• _Required task_: Every line below that holds the string "ROBOTech" should be copied out.

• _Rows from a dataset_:
## start

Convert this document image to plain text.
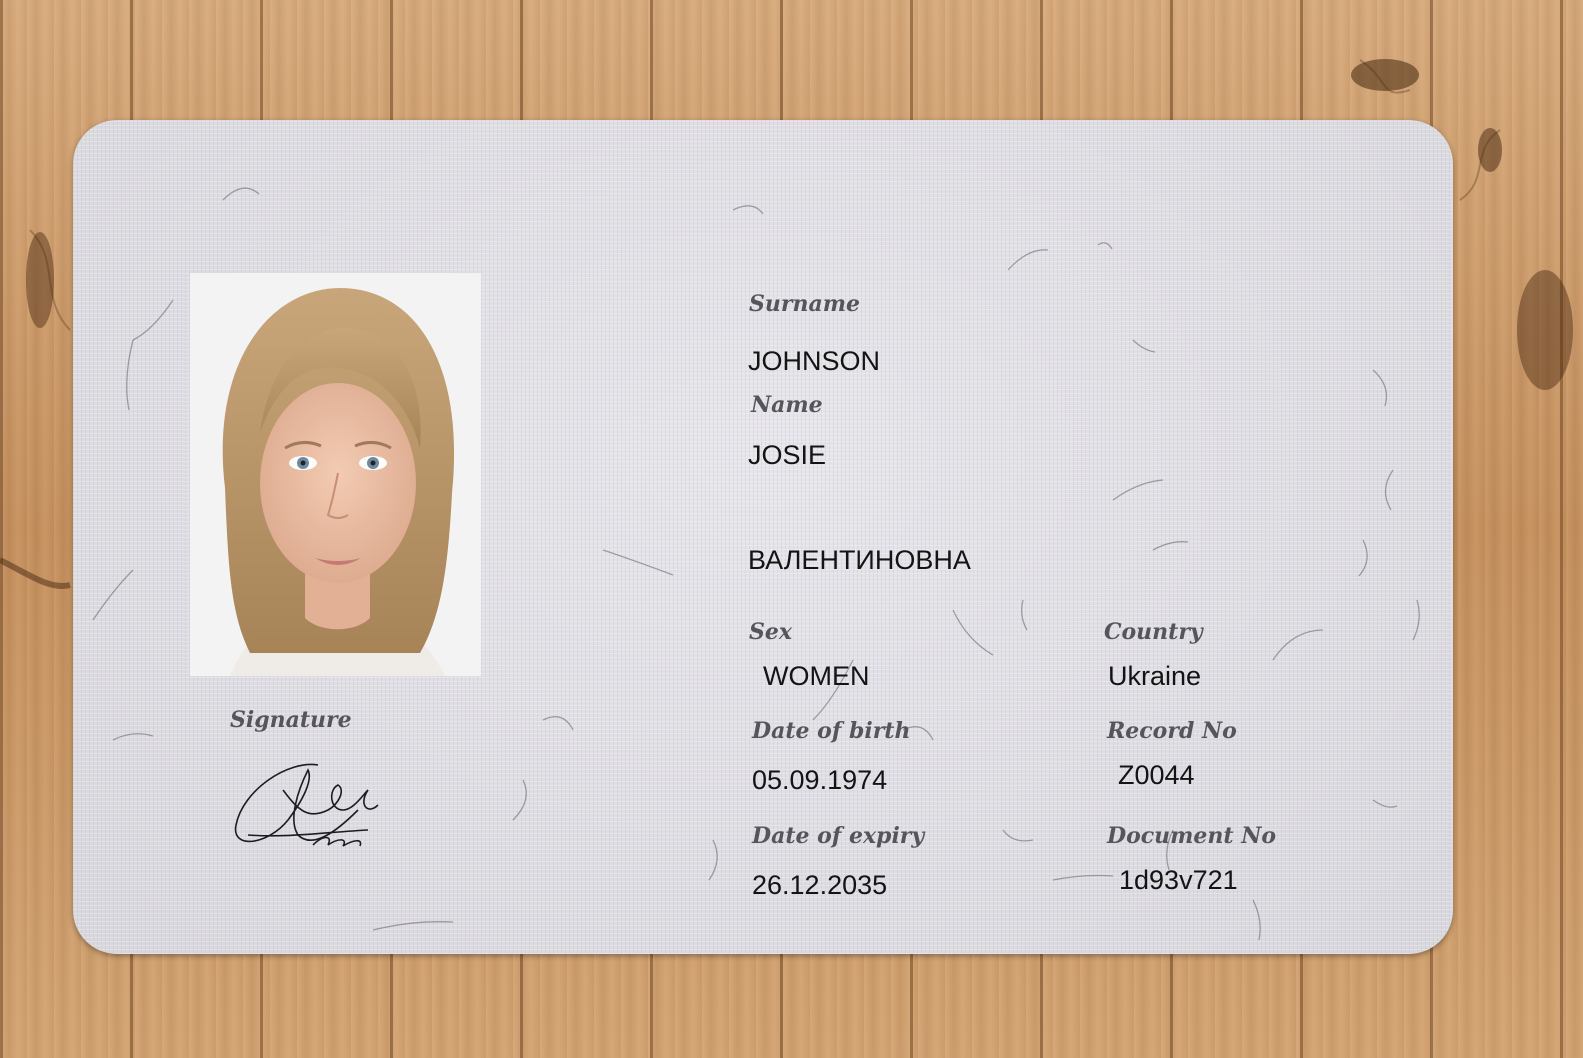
Signature
Surname
JOHNSON
Name
JOSIE
ВАЛЕНТИНОВНА
Sex
WOMEN
Country
Ukraine
Date of birth
05.09.1974
Record No
Z0044
Date of expiry
26.12.2035
Document No
1d93v721
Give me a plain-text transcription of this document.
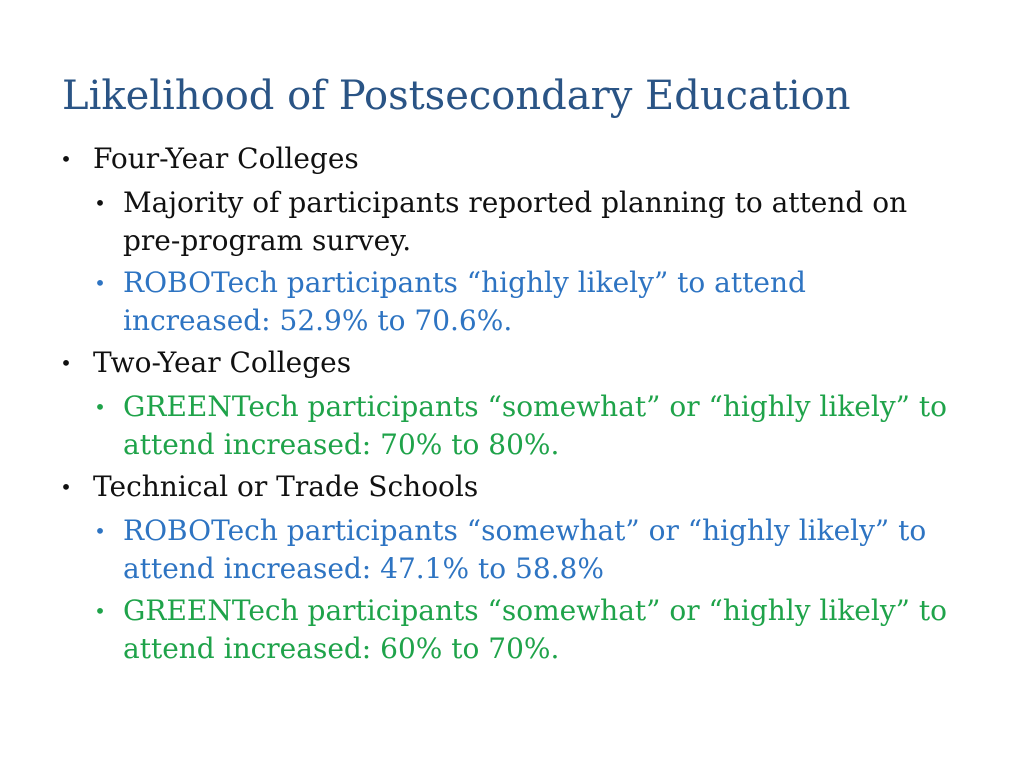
Likelihood of Postsecondary Education
• Four-Year Colleges
• Majority of participants reported planning to attend on pre-program survey.
• ROBOTech participants “highly likely” to attend increased: 52.9% to 70.6%.
• Two-Year Colleges
• GREENTech participants “somewhat” or “highly likely” to attend increased: 70% to 80%.
• Technical or Trade Schools
• ROBOTech participants “somewhat” or “highly likely” to attend increased: 47.1% to 58.8%
• GREENTech participants “somewhat” or “highly likely” to attend increased: 60% to 70%.
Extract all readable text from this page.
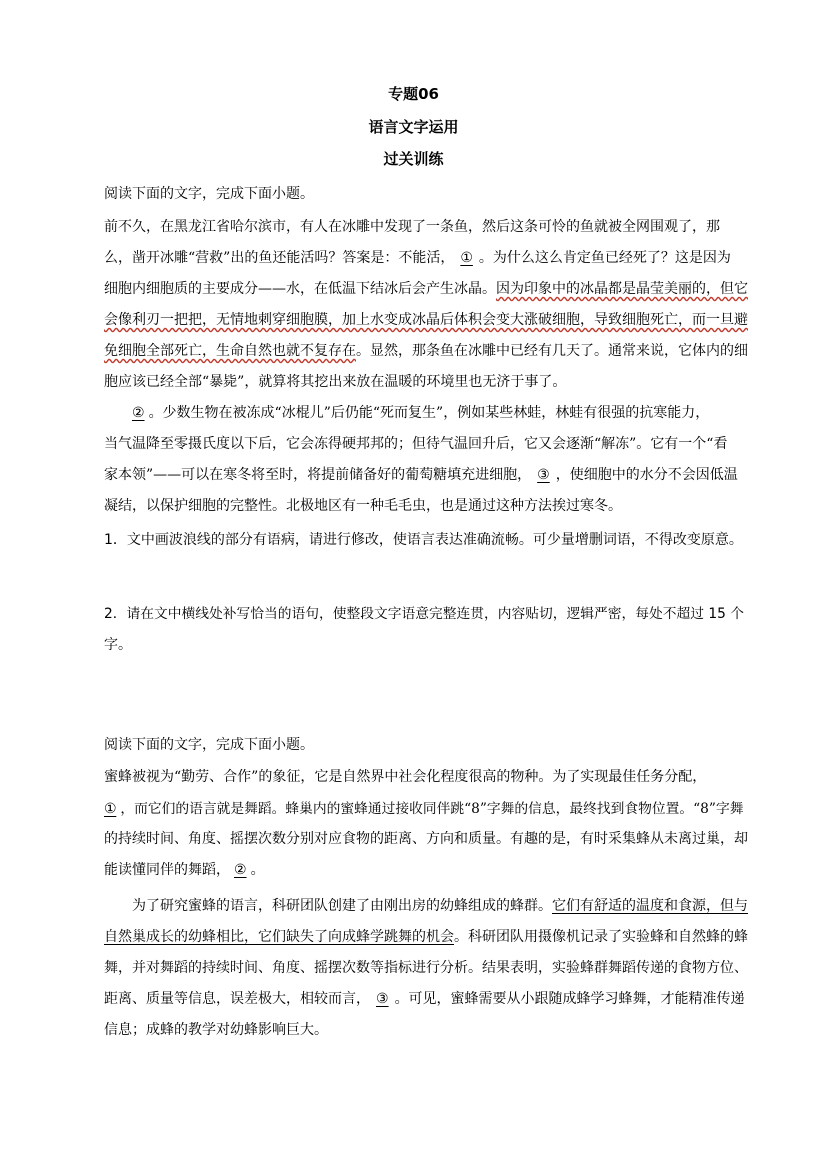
专题06
语言文字运用
过关训练
阅读下面的文字，完成下面小题。
前不久，在黑龙江省哈尔滨市，有人在冰雕中发现了一条鱼，然后这条可怜的鱼就被全网围观了，那
么，凿开冰雕“营救”出的鱼还能活吗？答案是：不能活， ① 。为什么这么肯定鱼已经死了？这是因为
细胞内细胞质的主要成分——水，在低温下结冰后会产生冰晶。因为印象中的冰晶都是晶莹美丽的，但它
会像利刃一把把，无情地刺穿细胞膜，加上水变成冰晶后体积会变大涨破细胞，导致细胞死亡，而一旦避
免细胞全部死亡，生命自然也就不复存在。显然，那条鱼在冰雕中已经有几天了。通常来说，它体内的细
胞应该已经全部“暴毙”，就算将其挖出来放在温暖的环境里也无济于事了。
② 。少数生物在被冻成“冰棍儿”后仍能“死而复生”，例如某些林蛙，林蛙有很强的抗寒能力，
当气温降至零摄氏度以下后，它会冻得硬邦邦的；但待气温回升后，它又会逐渐“解冻”。它有一个“看
家本领”——可以在寒冬将至时，将提前储备好的葡萄糖填充进细胞， ③ ，使细胞中的水分不会因低温
凝结，以保护细胞的完整性。北极地区有一种毛毛虫，也是通过这种方法挨过寒冬。
1．文中画波浪线的部分有语病，请进行修改，使语言表达准确流畅。可少量增删词语，不得改变原意。
2．请在文中横线处补写恰当的语句，使整段文字语意完整连贯，内容贴切，逻辑严密，每处不超过 15 个
字。
阅读下面的文字，完成下面小题。
蜜蜂被视为“勤劳、合作”的象征，它是自然界中社会化程度很高的物种。为了实现最佳任务分配，
① ，而它们的语言就是舞蹈。蜂巢内的蜜蜂通过接收同伴跳“8”字舞的信息，最终找到食物位置。“8”字舞
的持续时间、角度、摇摆次数分别对应食物的距离、方向和质量。有趣的是，有时采集蜂从未离过巢，却
能读懂同伴的舞蹈， ② 。
为了研究蜜蜂的语言，科研团队创建了由刚出房的幼蜂组成的蜂群。它们有舒适的温度和食源，但与
自然巢成长的幼蜂相比，它们缺失了向成蜂学跳舞的机会。科研团队用摄像机记录了实验蜂和自然蜂的蜂
舞，并对舞蹈的持续时间、角度、摇摆次数等指标进行分析。结果表明，实验蜂群舞蹈传递的食物方位、
距离、质量等信息，误差极大，相较而言， ③ 。可见，蜜蜂需要从小跟随成蜂学习蜂舞，才能精准传递
信息；成蜂的教学对幼蜂影响巨大。
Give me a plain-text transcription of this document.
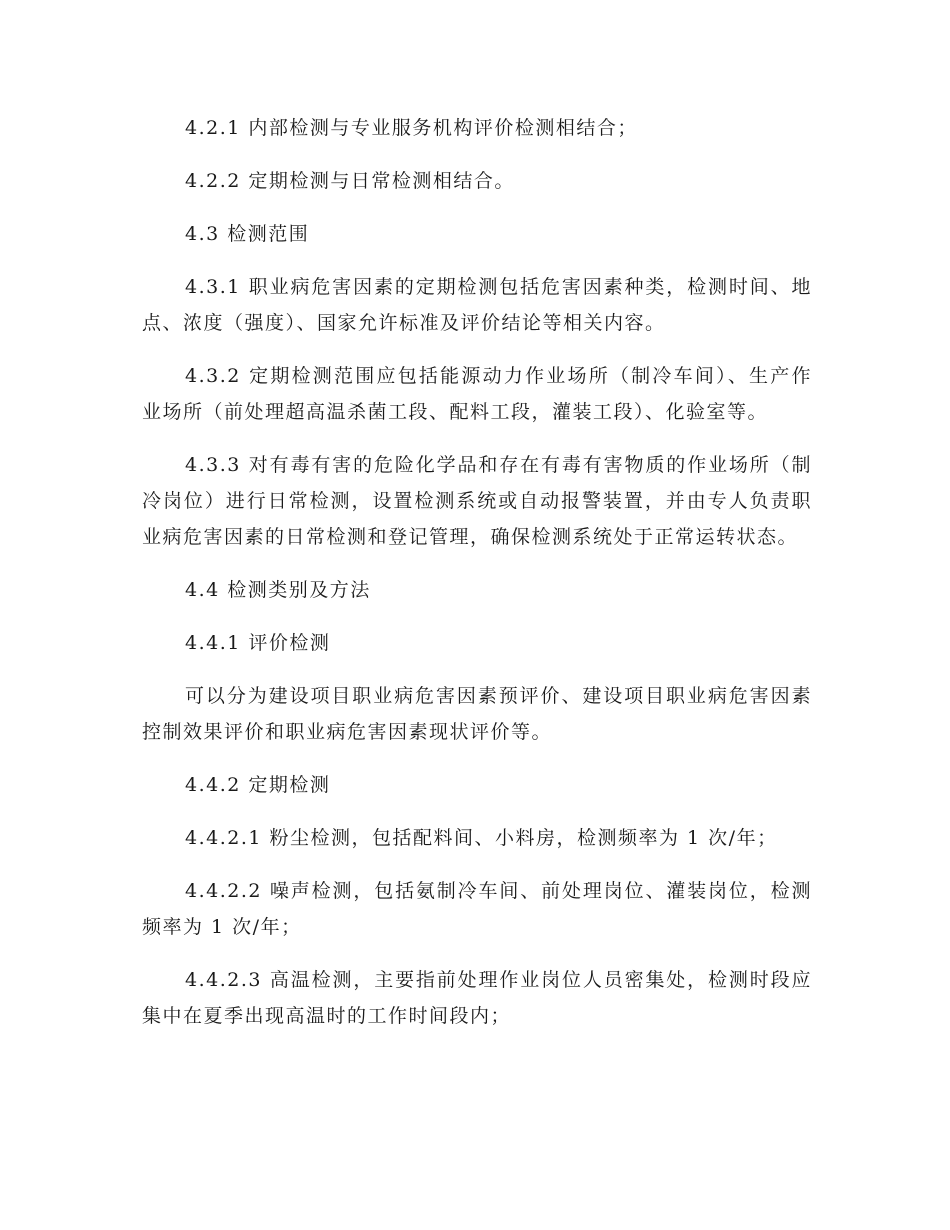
4.2.1 内部检测与专业服务机构评价检测相结合；

4.2.2 定期检测与日常检测相结合。

4.3 检测范围

4.3.1 职业病危害因素的定期检测包括危害因素种类，检测时间、地点、浓度（强度）、国家允许标准及评价结论等相关内容。

4.3.2 定期检测范围应包括能源动力作业场所（制冷车间）、生产作业场所（前处理超高温杀菌工段、配料工段，灌装工段）、化验室等。

4.3.3 对有毒有害的危险化学品和存在有毒有害物质的作业场所（制冷岗位）进行日常检测，设置检测系统或自动报警装置，并由专人负责职业病危害因素的日常检测和登记管理，确保检测系统处于正常运转状态。

4.4 检测类别及方法

4.4.1 评价检测

可以分为建设项目职业病危害因素预评价、建设项目职业病危害因素控制效果评价和职业病危害因素现状评价等。

4.4.2 定期检测

4.4.2.1 粉尘检测，包括配料间、小料房，检测频率为 1 次/年；

4.4.2.2 噪声检测，包括氨制冷车间、前处理岗位、灌装岗位，检测频率为 1 次/年；

4.4.2.3 高温检测，主要指前处理作业岗位人员密集处，检测时段应集中在夏季出现高温时的工作时间段内；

## end

• _Solution below_:
• ROBOTech participants “highly likely” to attend increased: 52.9% to 70.6%.
• ROBOTech participants “somewhat” or “highly likely” to attend increased: 47.1% to 58.8%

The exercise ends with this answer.